**Dataset extract**
====
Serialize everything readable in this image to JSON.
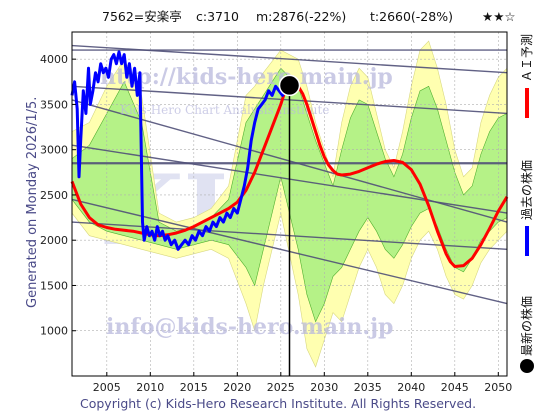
{
  "header": {
    "code_name": "7562=安楽亭",
    "current": "c:3710",
    "median": "m:2876(-22%)",
    "target": "t:2660(-28%)",
    "stars": "★★☆"
  },
  "side_label": "Generated on Monday 2026/1/5.",
  "footer": "Copyright (c) Kids-Hero Research Institute. All Rights Reserved.",
  "watermarks": {
    "url": "http://kids-hero.main.jp",
    "subtitle": "Kids-Hero Chart Analysis Institute",
    "email": "info@kids-hero.main.jp",
    "logo": "KH"
  },
  "legend": [
    {
      "label": "ＡＩ予測",
      "color": "#ff0000"
    },
    {
      "label": "過去の株価",
      "color": "#0000ff"
    },
    {
      "label": "最新の株価",
      "color": "#000000"
    }
  ],
  "colors": {
    "past_price": "#0000ff",
    "ai_forecast": "#ff0000",
    "band_outer": "#ffffb0",
    "band_inner": "#a8f080",
    "channel_lines": "#505078",
    "grid": "#b0b0b0"
  },
  "chart_data": {
    "type": "line",
    "xlim": [
      2001,
      2051
    ],
    "ylim": [
      500,
      4300
    ],
    "x_ticks": [
      2005,
      2010,
      2015,
      2020,
      2025,
      2030,
      2035,
      2040,
      2045,
      2050
    ],
    "y_ticks": [
      1000,
      1500,
      2000,
      2500,
      3000,
      3500,
      4000
    ],
    "grid": true,
    "latest_point": {
      "x": 2026.0,
      "y": 3710
    },
    "series": [
      {
        "points": [
          [
            2001.0,
            3600
          ],
          [
            2001.3,
            3750
          ],
          [
            2001.6,
            3450
          ],
          [
            2001.8,
            2700
          ],
          [
            2002.0,
            3100
          ],
          [
            2002.3,
            3650
          ],
          [
            2002.6,
            3400
          ],
          [
            2002.9,
            3900
          ],
          [
            2003.1,
            3500
          ],
          [
            2003.4,
            3650
          ],
          [
            2003.7,
            3850
          ],
          [
            2004.0,
            3750
          ],
          [
            2004.3,
            3950
          ],
          [
            2004.6,
            3850
          ],
          [
            2004.9,
            3900
          ],
          [
            2005.2,
            3800
          ],
          [
            2005.5,
            4000
          ],
          [
            2005.8,
            4050
          ],
          [
            2006.1,
            3950
          ],
          [
            2006.4,
            4080
          ],
          [
            2006.7,
            3950
          ],
          [
            2007.0,
            4050
          ],
          [
            2007.3,
            3800
          ],
          [
            2007.6,
            3950
          ],
          [
            2007.9,
            3700
          ],
          [
            2008.2,
            3900
          ],
          [
            2008.5,
            3600
          ],
          [
            2008.8,
            3850
          ],
          [
            2009.1,
            2200
          ],
          [
            2009.3,
            2000
          ],
          [
            2009.6,
            2150
          ],
          [
            2009.9,
            2050
          ],
          [
            2010.2,
            2100
          ],
          [
            2010.5,
            2000
          ],
          [
            2010.8,
            2150
          ],
          [
            2011.1,
            2050
          ],
          [
            2011.4,
            2100
          ],
          [
            2011.7,
            2000
          ],
          [
            2012.0,
            2050
          ],
          [
            2012.4,
            1950
          ],
          [
            2012.8,
            2000
          ],
          [
            2013.2,
            1900
          ],
          [
            2013.6,
            1950
          ],
          [
            2014.0,
            2000
          ],
          [
            2014.4,
            1950
          ],
          [
            2014.8,
            2050
          ],
          [
            2015.2,
            2000
          ],
          [
            2015.6,
            2100
          ],
          [
            2016.0,
            2050
          ],
          [
            2016.4,
            2150
          ],
          [
            2016.8,
            2100
          ],
          [
            2017.2,
            2200
          ],
          [
            2017.6,
            2150
          ],
          [
            2018.0,
            2250
          ],
          [
            2018.4,
            2200
          ],
          [
            2018.8,
            2300
          ],
          [
            2019.2,
            2250
          ],
          [
            2019.6,
            2350
          ],
          [
            2020.0,
            2300
          ],
          [
            2020.4,
            2450
          ],
          [
            2020.8,
            2600
          ],
          [
            2021.2,
            2800
          ],
          [
            2021.6,
            3100
          ],
          [
            2022.0,
            3300
          ],
          [
            2022.4,
            3450
          ],
          [
            2022.8,
            3500
          ],
          [
            2023.2,
            3550
          ],
          [
            2023.6,
            3650
          ],
          [
            2024.0,
            3600
          ],
          [
            2024.4,
            3700
          ],
          [
            2024.8,
            3650
          ],
          [
            2025.2,
            3600
          ],
          [
            2025.6,
            3700
          ],
          [
            2026.0,
            3710
          ]
        ]
      },
      {
        "points": [
          [
            2001.0,
            2650
          ],
          [
            2002.0,
            2400
          ],
          [
            2003.0,
            2250
          ],
          [
            2004.0,
            2170
          ],
          [
            2005.0,
            2140
          ],
          [
            2006.0,
            2120
          ],
          [
            2007.0,
            2110
          ],
          [
            2008.0,
            2100
          ],
          [
            2009.0,
            2080
          ],
          [
            2010.0,
            2060
          ],
          [
            2011.0,
            2050
          ],
          [
            2012.0,
            2060
          ],
          [
            2013.0,
            2080
          ],
          [
            2014.0,
            2110
          ],
          [
            2015.0,
            2150
          ],
          [
            2016.0,
            2200
          ],
          [
            2017.0,
            2250
          ],
          [
            2018.0,
            2300
          ],
          [
            2019.0,
            2350
          ],
          [
            2020.0,
            2420
          ],
          [
            2021.0,
            2550
          ],
          [
            2022.0,
            2750
          ],
          [
            2023.0,
            3000
          ],
          [
            2024.0,
            3250
          ],
          [
            2025.0,
            3500
          ],
          [
            2025.5,
            3650
          ],
          [
            2026.0,
            3720
          ],
          [
            2026.5,
            3740
          ],
          [
            2027.0,
            3700
          ],
          [
            2027.5,
            3620
          ],
          [
            2028.0,
            3500
          ],
          [
            2028.5,
            3350
          ],
          [
            2029.0,
            3200
          ],
          [
            2029.5,
            3050
          ],
          [
            2030.0,
            2920
          ],
          [
            2030.5,
            2830
          ],
          [
            2031.0,
            2770
          ],
          [
            2031.5,
            2730
          ],
          [
            2032.0,
            2720
          ],
          [
            2033.0,
            2730
          ],
          [
            2034.0,
            2760
          ],
          [
            2035.0,
            2800
          ],
          [
            2036.0,
            2840
          ],
          [
            2037.0,
            2870
          ],
          [
            2038.0,
            2880
          ],
          [
            2039.0,
            2860
          ],
          [
            2040.0,
            2780
          ],
          [
            2041.0,
            2620
          ],
          [
            2042.0,
            2380
          ],
          [
            2043.0,
            2100
          ],
          [
            2044.0,
            1850
          ],
          [
            2044.5,
            1760
          ],
          [
            2045.0,
            1710
          ],
          [
            2046.0,
            1720
          ],
          [
            2047.0,
            1800
          ],
          [
            2048.0,
            1950
          ],
          [
            2049.0,
            2130
          ],
          [
            2050.0,
            2320
          ],
          [
            2051.0,
            2480
          ]
        ]
      }
    ],
    "band_outer": [
      [
        2001.0,
        2300,
        3200
      ],
      [
        2003.0,
        2050,
        3300
      ],
      [
        2005.0,
        2000,
        3700
      ],
      [
        2007.0,
        1950,
        4000
      ],
      [
        2009.0,
        1900,
        3600
      ],
      [
        2011.0,
        1850,
        2300
      ],
      [
        2013.0,
        1800,
        2200
      ],
      [
        2015.0,
        1850,
        2250
      ],
      [
        2017.0,
        1900,
        2350
      ],
      [
        2019.0,
        1800,
        2600
      ],
      [
        2021.0,
        1300,
        3600
      ],
      [
        2022.0,
        1000,
        3700
      ],
      [
        2023.0,
        1500,
        3850
      ],
      [
        2025.0,
        2300,
        4100
      ],
      [
        2027.0,
        1400,
        4000
      ],
      [
        2028.0,
        800,
        3700
      ],
      [
        2029.0,
        600,
        3300
      ],
      [
        2030.0,
        900,
        3000
      ],
      [
        2031.0,
        1200,
        2700
      ],
      [
        2032.0,
        1100,
        3300
      ],
      [
        2033.0,
        1400,
        3700
      ],
      [
        2034.0,
        1700,
        3900
      ],
      [
        2035.0,
        1900,
        3800
      ],
      [
        2036.0,
        1700,
        3400
      ],
      [
        2037.0,
        1400,
        3000
      ],
      [
        2038.0,
        1300,
        2800
      ],
      [
        2039.0,
        1500,
        3200
      ],
      [
        2040.0,
        1800,
        3700
      ],
      [
        2041.0,
        2000,
        4100
      ],
      [
        2042.0,
        2100,
        4200
      ],
      [
        2043.0,
        1900,
        3900
      ],
      [
        2044.0,
        1600,
        3500
      ],
      [
        2045.0,
        1400,
        3000
      ],
      [
        2046.0,
        1350,
        2700
      ],
      [
        2047.0,
        1500,
        2800
      ],
      [
        2048.0,
        1750,
        3300
      ],
      [
        2049.0,
        1900,
        3600
      ],
      [
        2050.0,
        2000,
        3800
      ],
      [
        2051.0,
        2100,
        3900
      ]
    ],
    "band_inner": [
      [
        2001.0,
        2450,
        2900
      ],
      [
        2003.0,
        2200,
        3050
      ],
      [
        2005.0,
        2100,
        3400
      ],
      [
        2007.0,
        2050,
        3750
      ],
      [
        2009.0,
        2000,
        3300
      ],
      [
        2011.0,
        1950,
        2200
      ],
      [
        2013.0,
        1900,
        2100
      ],
      [
        2015.0,
        1950,
        2150
      ],
      [
        2017.0,
        2000,
        2250
      ],
      [
        2019.0,
        1950,
        2450
      ],
      [
        2021.0,
        1700,
        3300
      ],
      [
        2022.0,
        1500,
        3450
      ],
      [
        2023.0,
        1900,
        3600
      ],
      [
        2025.0,
        2700,
        3900
      ],
      [
        2027.0,
        1900,
        3700
      ],
      [
        2028.0,
        1400,
        3400
      ],
      [
        2029.0,
        1100,
        3100
      ],
      [
        2030.0,
        1300,
        2850
      ],
      [
        2031.0,
        1600,
        2600
      ],
      [
        2032.0,
        1700,
        3000
      ],
      [
        2033.0,
        1900,
        3350
      ],
      [
        2034.0,
        2100,
        3550
      ],
      [
        2035.0,
        2250,
        3500
      ],
      [
        2036.0,
        2100,
        3200
      ],
      [
        2037.0,
        1900,
        2900
      ],
      [
        2038.0,
        1800,
        2700
      ],
      [
        2039.0,
        1950,
        2950
      ],
      [
        2040.0,
        2150,
        3350
      ],
      [
        2041.0,
        2300,
        3650
      ],
      [
        2042.0,
        2350,
        3700
      ],
      [
        2043.0,
        2150,
        3450
      ],
      [
        2044.0,
        1900,
        3100
      ],
      [
        2045.0,
        1700,
        2750
      ],
      [
        2046.0,
        1650,
        2500
      ],
      [
        2047.0,
        1800,
        2600
      ],
      [
        2048.0,
        2000,
        2950
      ],
      [
        2049.0,
        2100,
        3200
      ],
      [
        2050.0,
        2200,
        3350
      ],
      [
        2051.0,
        2250,
        3400
      ]
    ],
    "channel_lines": [
      [
        [
          2001,
          4150
        ],
        [
          2051,
          3850
        ]
      ],
      [
        [
          2001,
          3700
        ],
        [
          2051,
          3400
        ]
      ],
      [
        [
          2001,
          3550
        ],
        [
          2051,
          2200
        ]
      ],
      [
        [
          2001,
          3050
        ],
        [
          2051,
          2300
        ]
      ],
      [
        [
          2001,
          2850
        ],
        [
          2051,
          2850
        ]
      ],
      [
        [
          2001,
          2450
        ],
        [
          2051,
          1300
        ]
      ],
      [
        [
          2001,
          2200
        ],
        [
          2051,
          1900
        ]
      ],
      [
        [
          2001,
          4100
        ],
        [
          2051,
          4100
        ]
      ]
    ]
  }
}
====
**What the exercise asks**
Of the lines in this material, state how many hold the string "main". Write no other words.

**Worked answer**
2